▶ [Objective]
Repeat all the material exactly; pictures stay out of your copy.

Stored records:
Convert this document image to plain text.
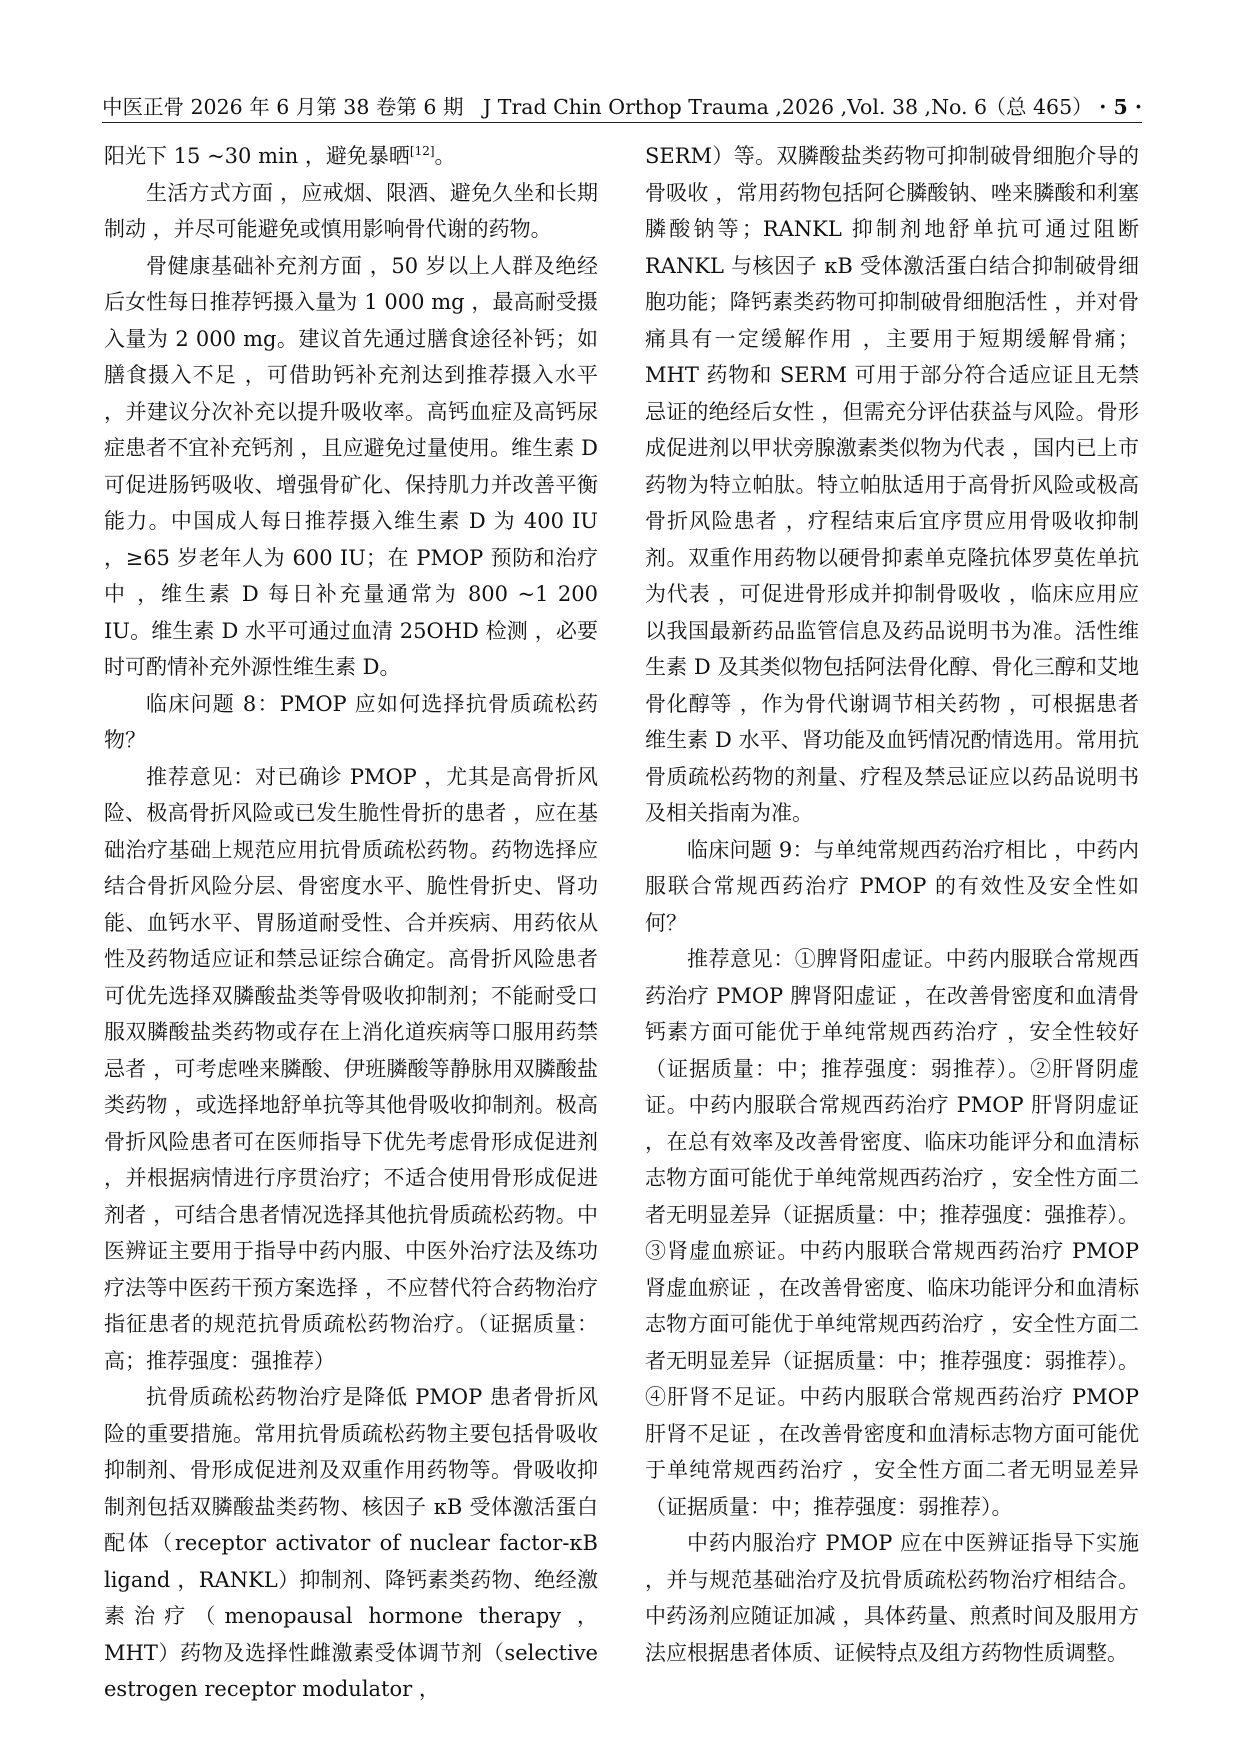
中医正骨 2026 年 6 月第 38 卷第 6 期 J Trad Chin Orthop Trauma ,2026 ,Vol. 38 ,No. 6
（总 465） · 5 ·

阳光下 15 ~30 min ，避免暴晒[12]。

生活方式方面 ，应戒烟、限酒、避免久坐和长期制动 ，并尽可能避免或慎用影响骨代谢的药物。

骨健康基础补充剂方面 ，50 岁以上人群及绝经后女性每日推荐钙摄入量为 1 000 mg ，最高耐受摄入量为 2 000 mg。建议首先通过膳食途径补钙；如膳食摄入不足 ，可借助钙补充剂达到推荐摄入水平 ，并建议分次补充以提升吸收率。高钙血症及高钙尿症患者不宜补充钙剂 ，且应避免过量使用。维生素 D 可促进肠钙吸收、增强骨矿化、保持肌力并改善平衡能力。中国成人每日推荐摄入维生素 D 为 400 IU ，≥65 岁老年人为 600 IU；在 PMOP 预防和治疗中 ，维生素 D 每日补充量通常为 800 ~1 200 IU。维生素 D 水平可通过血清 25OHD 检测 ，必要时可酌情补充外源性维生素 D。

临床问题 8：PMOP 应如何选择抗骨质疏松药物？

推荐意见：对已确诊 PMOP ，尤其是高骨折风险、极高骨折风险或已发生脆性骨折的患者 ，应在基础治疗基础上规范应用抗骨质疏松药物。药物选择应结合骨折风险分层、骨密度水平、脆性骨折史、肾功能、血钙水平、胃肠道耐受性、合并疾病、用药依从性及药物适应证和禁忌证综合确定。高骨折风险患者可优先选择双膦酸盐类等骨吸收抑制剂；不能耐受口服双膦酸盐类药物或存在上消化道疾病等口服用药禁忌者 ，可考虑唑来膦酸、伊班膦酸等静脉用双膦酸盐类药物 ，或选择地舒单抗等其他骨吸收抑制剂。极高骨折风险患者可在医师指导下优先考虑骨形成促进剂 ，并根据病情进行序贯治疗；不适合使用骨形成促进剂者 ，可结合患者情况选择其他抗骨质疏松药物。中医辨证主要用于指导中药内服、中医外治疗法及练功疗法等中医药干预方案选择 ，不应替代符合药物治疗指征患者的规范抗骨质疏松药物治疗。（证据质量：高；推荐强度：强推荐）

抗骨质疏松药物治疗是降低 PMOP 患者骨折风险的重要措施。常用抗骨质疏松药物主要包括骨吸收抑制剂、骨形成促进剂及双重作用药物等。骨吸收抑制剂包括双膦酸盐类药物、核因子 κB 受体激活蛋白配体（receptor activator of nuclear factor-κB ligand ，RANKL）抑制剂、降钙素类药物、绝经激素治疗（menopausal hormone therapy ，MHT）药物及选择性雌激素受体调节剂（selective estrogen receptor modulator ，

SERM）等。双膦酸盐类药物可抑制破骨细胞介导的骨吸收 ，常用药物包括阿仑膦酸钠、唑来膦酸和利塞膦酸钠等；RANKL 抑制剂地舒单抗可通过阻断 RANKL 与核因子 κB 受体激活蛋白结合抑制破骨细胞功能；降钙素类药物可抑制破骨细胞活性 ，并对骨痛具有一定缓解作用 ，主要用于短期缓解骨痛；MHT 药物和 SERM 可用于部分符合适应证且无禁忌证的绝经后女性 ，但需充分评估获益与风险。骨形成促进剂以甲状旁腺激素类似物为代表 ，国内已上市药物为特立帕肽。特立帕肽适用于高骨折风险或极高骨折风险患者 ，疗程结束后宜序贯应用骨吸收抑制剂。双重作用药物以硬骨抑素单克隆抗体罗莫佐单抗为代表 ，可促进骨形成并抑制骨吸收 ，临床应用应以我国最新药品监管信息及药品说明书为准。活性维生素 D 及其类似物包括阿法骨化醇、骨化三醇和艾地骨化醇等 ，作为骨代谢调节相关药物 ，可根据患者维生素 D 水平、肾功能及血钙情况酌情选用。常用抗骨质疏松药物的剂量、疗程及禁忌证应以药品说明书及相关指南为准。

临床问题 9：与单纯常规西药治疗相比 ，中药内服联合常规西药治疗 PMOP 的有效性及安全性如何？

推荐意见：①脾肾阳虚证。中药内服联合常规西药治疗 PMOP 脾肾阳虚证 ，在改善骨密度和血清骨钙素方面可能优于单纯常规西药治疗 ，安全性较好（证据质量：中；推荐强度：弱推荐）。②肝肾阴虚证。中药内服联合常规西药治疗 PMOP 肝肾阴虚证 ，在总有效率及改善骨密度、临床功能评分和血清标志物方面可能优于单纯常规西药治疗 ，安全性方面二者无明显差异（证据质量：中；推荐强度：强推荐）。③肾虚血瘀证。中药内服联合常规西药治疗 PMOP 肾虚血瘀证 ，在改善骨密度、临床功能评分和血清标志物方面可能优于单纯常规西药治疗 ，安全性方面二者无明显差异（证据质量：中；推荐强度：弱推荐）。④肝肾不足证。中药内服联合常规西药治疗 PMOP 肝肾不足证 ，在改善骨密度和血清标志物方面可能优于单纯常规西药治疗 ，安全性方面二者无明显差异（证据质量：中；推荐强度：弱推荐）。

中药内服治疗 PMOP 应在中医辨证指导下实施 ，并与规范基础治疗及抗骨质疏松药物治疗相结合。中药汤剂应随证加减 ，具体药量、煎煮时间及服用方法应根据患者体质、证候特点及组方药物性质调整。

▶ [Task result]
Convert this document image to plain text.
中医正骨 2026 年 6 月第 38 卷第 6 期 J Trad Chin Orthop Trauma ,2026 ,Vol. 38 ,No. 6
（总 465） · 5 ·

阳光下 15 ~30 min ，避免暴晒[12]。

生活方式方面 ，应戒烟、限酒、避免久坐和长期制动 ，并尽可能避免或慎用影响骨代谢的药物。

骨健康基础补充剂方面 ，50 岁以上人群及绝经后女性每日推荐钙摄入量为 1 000 mg ，最高耐受摄入量为 2 000 mg。建议首先通过膳食途径补钙；如膳食摄入不足 ，可借助钙补充剂达到推荐摄入水平 ，并建议分次补充以提升吸收率。高钙血症及高钙尿症患者不宜补充钙剂 ，且应避免过量使用。维生素 D 可促进肠钙吸收、增强骨矿化、保持肌力并改善平衡能力。中国成人每日推荐摄入维生素 D 为 400 IU ，≥65 岁老年人为 600 IU；在 PMOP 预防和治疗中 ，维生素 D 每日补充量通常为 800 ~1 200 IU。维生素 D 水平可通过血清 25OHD 检测 ，必要时可酌情补充外源性维生素 D。

临床问题 8：PMOP 应如何选择抗骨质疏松药物？

推荐意见：对已确诊 PMOP ，尤其是高骨折风险、极高骨折风险或已发生脆性骨折的患者 ，应在基础治疗基础上规范应用抗骨质疏松药物。药物选择应结合骨折风险分层、骨密度水平、脆性骨折史、肾功能、血钙水平、胃肠道耐受性、合并疾病、用药依从性及药物适应证和禁忌证综合确定。高骨折风险患者可优先选择双膦酸盐类等骨吸收抑制剂；不能耐受口服双膦酸盐类药物或存在上消化道疾病等口服用药禁忌者 ，可考虑唑来膦酸、伊班膦酸等静脉用双膦酸盐类药物 ，或选择地舒单抗等其他骨吸收抑制剂。极高骨折风险患者可在医师指导下优先考虑骨形成促进剂 ，并根据病情进行序贯治疗；不适合使用骨形成促进剂者 ，可结合患者情况选择其他抗骨质疏松药物。中医辨证主要用于指导中药内服、中医外治疗法及练功疗法等中医药干预方案选择 ，不应替代符合药物治疗指征患者的规范抗骨质疏松药物治疗。（证据质量：高；推荐强度：强推荐）

抗骨质疏松药物治疗是降低 PMOP 患者骨折风险的重要措施。常用抗骨质疏松药物主要包括骨吸收抑制剂、骨形成促进剂及双重作用药物等。骨吸收抑制剂包括双膦酸盐类药物、核因子 κB 受体激活蛋白配体（receptor activator of nuclear factor-κB ligand ，RANKL）抑制剂、降钙素类药物、绝经激素治疗（menopausal hormone therapy ，MHT）药物及选择性雌激素受体调节剂（selective estrogen receptor modulator ，

SERM）等。双膦酸盐类药物可抑制破骨细胞介导的骨吸收 ，常用药物包括阿仑膦酸钠、唑来膦酸和利塞膦酸钠等；RANKL 抑制剂地舒单抗可通过阻断 RANKL 与核因子 κB 受体激活蛋白结合抑制破骨细胞功能；降钙素类药物可抑制破骨细胞活性 ，并对骨痛具有一定缓解作用 ，主要用于短期缓解骨痛；MHT 药物和 SERM 可用于部分符合适应证且无禁忌证的绝经后女性 ，但需充分评估获益与风险。骨形成促进剂以甲状旁腺激素类似物为代表 ，国内已上市药物为特立帕肽。特立帕肽适用于高骨折风险或极高骨折风险患者 ，疗程结束后宜序贯应用骨吸收抑制剂。双重作用药物以硬骨抑素单克隆抗体罗莫佐单抗为代表 ，可促进骨形成并抑制骨吸收 ，临床应用应以我国最新药品监管信息及药品说明书为准。活性维生素 D 及其类似物包括阿法骨化醇、骨化三醇和艾地骨化醇等 ，作为骨代谢调节相关药物 ，可根据患者维生素 D 水平、肾功能及血钙情况酌情选用。常用抗骨质疏松药物的剂量、疗程及禁忌证应以药品说明书及相关指南为准。

临床问题 9：与单纯常规西药治疗相比 ，中药内服联合常规西药治疗 PMOP 的有效性及安全性如何？

推荐意见：①脾肾阳虚证。中药内服联合常规西药治疗 PMOP 脾肾阳虚证 ，在改善骨密度和血清骨钙素方面可能优于单纯常规西药治疗 ，安全性较好（证据质量：中；推荐强度：弱推荐）。②肝肾阴虚证。中药内服联合常规西药治疗 PMOP 肝肾阴虚证 ，在总有效率及改善骨密度、临床功能评分和血清标志物方面可能优于单纯常规西药治疗 ，安全性方面二者无明显差异（证据质量：中；推荐强度：强推荐）。③肾虚血瘀证。中药内服联合常规西药治疗 PMOP 肾虚血瘀证 ，在改善骨密度、临床功能评分和血清标志物方面可能优于单纯常规西药治疗 ，安全性方面二者无明显差异（证据质量：中；推荐强度：弱推荐）。④肝肾不足证。中药内服联合常规西药治疗 PMOP 肝肾不足证 ，在改善骨密度和血清标志物方面可能优于单纯常规西药治疗 ，安全性方面二者无明显差异（证据质量：中；推荐强度：弱推荐）。

中药内服治疗 PMOP 应在中医辨证指导下实施 ，并与规范基础治疗及抗骨质疏松药物治疗相结合。中药汤剂应随证加减 ，具体药量、煎煮时间及服用方法应根据患者体质、证候特点及组方药物性质调整。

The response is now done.